* **DOCUMENT**:
· · ·

REFUGE: DISPLACEMENT (24 August - 7 September 2019), postponed in 2020. New dates - April/May 2021
Refuge 2019 - 2021 brings the climate emergency closer to home. It drops us in the hot zone of considering climate-related displacement - what it means to leave and what it means to arrive. In 2019, we begin on our own doorstep: are you ready to evacuate? In 2021, we begin to consider the aftermath of evacuation: are you ready to assemble?
PORTAGE (2019-2021)
RAFT | FLOTILLA | SHELTER to CAMP | CAMP activation: 1st Assembly of the Centre for Reworlding
Disasters are a terrible time to learn new skills
Decades of echoing sirens and warnings from the global scientific community on climate change have gone unanswered. In the next decade, according to the Intergovernmental Panel on Climate Change, we are going to see increasing climatic events with compounding and unprecedented economic, social, and political impacts that will affect livelihoods and ways of life. To borrow Margaret Atwood’s declaration, we are no longer talking about climate change, we are facing “everything change”. What are the skills and knowledges that will be the most coveted as the climate emergency deepens and affects you and your communities? Who will you/we turn to for help? What are the skills and knowledges you can contribute?
Portage is the act of carrying a boat and its cargo between navigable waters. ‘To portage’ is work together – to secure your belongings to your body and to carry your vessel over land in unison to the next destination. Each arrival point determines the next destination. As a metaphor, we use the idea of portage as a means of coming together.
Portage is a two-year, multi-platform project in four stages: Raft, Flotilla, Shelter, Camp. It offers survival skill workshops that explore in tangible ways the themes of displacement, evacuation, mobilisation, and shelter, allowing the public a visceral experience to the potential upheavals wrought by climate catastrophe.
Portage is a project by Jen Rae of Fair Share Fare in collaboration with architects working with five intercultural master weavers and local communities.

· · ·

* **TASKS TO CARRY OUT**:
**a)** In the Refuge page, what are the four stages of the Portage project?
**b)** Continue the Refuge page from its last sentence, in the same voice.

· · ·

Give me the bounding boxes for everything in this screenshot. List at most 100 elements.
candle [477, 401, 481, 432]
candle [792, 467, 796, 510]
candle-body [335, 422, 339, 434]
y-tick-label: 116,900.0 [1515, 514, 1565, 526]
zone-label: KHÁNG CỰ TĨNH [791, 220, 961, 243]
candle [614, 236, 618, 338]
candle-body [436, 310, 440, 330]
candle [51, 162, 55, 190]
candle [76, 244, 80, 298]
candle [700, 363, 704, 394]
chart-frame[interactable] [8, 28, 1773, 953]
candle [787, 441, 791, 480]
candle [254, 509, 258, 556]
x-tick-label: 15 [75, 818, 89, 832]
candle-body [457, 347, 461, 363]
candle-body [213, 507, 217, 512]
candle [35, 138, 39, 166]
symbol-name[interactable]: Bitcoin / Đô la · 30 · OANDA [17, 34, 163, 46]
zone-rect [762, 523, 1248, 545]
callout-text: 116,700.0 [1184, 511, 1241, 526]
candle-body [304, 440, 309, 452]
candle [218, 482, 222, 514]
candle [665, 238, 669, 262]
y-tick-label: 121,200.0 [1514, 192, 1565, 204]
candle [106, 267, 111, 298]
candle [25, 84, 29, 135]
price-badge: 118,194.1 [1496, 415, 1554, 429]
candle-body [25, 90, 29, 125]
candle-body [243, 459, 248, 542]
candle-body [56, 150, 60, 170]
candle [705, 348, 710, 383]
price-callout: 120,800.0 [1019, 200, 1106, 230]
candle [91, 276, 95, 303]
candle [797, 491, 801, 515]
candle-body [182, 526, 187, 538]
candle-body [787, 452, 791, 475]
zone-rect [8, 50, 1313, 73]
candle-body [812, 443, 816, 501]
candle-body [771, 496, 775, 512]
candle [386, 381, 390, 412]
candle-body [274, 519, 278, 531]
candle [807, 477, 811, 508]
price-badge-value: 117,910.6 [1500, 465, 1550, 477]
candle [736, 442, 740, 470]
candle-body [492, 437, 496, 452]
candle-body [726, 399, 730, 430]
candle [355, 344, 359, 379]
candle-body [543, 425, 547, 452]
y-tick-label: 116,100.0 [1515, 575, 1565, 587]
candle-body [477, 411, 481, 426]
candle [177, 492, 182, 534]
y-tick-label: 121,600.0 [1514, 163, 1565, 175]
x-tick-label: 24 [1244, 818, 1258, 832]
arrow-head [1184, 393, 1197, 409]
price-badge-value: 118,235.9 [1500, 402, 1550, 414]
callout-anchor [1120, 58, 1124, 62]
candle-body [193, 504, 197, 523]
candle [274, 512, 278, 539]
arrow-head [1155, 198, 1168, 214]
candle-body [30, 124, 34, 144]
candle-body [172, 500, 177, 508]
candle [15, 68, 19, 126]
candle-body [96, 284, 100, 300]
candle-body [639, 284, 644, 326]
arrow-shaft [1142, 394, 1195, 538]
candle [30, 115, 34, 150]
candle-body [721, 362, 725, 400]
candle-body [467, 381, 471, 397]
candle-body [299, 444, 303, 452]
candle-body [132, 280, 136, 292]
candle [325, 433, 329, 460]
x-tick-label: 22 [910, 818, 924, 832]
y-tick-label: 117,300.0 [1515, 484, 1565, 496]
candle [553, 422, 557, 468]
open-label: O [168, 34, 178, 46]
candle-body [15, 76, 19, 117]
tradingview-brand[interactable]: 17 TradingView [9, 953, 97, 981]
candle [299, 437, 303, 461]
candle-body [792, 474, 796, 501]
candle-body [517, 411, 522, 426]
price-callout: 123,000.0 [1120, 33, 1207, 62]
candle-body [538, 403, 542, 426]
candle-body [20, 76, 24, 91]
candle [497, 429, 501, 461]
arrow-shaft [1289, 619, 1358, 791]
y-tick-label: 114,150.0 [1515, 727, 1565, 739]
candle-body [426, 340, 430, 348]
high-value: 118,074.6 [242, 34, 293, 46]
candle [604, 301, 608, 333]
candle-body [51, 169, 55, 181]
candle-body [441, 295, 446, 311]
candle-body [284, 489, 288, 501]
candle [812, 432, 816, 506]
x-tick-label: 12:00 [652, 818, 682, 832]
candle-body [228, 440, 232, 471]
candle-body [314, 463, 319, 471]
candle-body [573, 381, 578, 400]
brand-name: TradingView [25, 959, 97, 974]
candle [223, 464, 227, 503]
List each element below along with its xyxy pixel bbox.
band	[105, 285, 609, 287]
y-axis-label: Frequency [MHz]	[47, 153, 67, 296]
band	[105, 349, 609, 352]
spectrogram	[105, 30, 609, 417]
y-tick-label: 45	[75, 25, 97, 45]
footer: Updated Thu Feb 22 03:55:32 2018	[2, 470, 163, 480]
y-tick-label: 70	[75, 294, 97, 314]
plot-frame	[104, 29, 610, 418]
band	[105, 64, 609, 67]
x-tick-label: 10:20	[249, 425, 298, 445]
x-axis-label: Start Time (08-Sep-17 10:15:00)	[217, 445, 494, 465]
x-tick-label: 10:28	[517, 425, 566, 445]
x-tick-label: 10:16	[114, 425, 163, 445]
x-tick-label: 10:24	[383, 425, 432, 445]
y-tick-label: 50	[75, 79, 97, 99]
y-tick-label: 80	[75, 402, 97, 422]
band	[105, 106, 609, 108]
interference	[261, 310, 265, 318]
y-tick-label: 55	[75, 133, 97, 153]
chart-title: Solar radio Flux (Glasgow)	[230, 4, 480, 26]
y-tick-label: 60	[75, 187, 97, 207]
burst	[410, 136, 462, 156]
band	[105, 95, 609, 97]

· · ·

* **ANSWER LIST**:
**a)** Raft, Flotilla, Shelter, and Camp.

**b)**
PORTAGE is a multiplatform project by Jen Rae of Fair Share Fare with collaborators such as Mittul and Munir Vahanvati from Giant Grass (RAFT - Y1), Marco Cher-Gibard (FLOTILLA and Y2), Claire G. Coleman (Camp activation: First Assembly of the Centre for Reworlding) and weavers Vicki Couzens, Vicki Kinai, Bronwyn Rezam, Muhubo Sulieman and Abshiro Hussein (SHELTER and SHELTER to CAMP - Y2). The project seeks to unearth overlooked skills, knowledges and values that might offer salvation in the years ahead. Both timely and willing to take the long view, Portage is a call to mobilise, collaborate and arrive at purpose.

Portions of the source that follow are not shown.